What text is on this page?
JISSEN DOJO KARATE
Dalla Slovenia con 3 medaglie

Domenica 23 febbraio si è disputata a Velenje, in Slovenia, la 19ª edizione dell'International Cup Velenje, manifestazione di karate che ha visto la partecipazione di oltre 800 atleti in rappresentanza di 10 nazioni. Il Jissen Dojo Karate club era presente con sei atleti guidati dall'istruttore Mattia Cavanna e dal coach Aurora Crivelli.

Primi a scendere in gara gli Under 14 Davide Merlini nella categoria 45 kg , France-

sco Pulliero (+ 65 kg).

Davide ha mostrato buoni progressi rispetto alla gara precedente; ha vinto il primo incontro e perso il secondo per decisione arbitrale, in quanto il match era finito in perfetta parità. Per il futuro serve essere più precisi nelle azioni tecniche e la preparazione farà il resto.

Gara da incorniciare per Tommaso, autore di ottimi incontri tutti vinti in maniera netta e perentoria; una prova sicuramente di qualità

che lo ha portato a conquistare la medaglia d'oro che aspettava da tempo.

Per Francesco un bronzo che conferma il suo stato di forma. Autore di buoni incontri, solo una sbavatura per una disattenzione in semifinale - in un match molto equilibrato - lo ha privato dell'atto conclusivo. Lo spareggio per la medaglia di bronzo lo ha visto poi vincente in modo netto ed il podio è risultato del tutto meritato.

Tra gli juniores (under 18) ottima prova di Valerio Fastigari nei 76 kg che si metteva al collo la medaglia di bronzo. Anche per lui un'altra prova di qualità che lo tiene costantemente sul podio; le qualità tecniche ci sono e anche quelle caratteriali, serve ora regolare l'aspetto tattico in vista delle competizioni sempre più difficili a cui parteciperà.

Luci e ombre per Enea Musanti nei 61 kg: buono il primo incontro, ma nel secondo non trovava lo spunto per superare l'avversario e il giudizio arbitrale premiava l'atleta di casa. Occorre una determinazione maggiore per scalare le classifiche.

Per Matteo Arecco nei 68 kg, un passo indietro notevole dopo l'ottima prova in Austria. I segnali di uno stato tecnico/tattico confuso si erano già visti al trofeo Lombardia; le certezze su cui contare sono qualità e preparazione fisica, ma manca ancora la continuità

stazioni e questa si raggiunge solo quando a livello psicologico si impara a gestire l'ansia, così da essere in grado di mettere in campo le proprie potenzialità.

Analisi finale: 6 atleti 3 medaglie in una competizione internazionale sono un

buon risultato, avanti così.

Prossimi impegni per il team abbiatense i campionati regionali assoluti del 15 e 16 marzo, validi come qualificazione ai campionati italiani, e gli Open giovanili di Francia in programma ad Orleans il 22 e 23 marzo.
..............................
» Prompt: Pull every line containing "così" from the material above.

» Answer:
stazioni e questa si raggiunge solo quando a livello psicologico si impara a gestire l'ansia, così da essere in grado di mettere in campo le proprie potenzialità.
buon risultato, avanti così.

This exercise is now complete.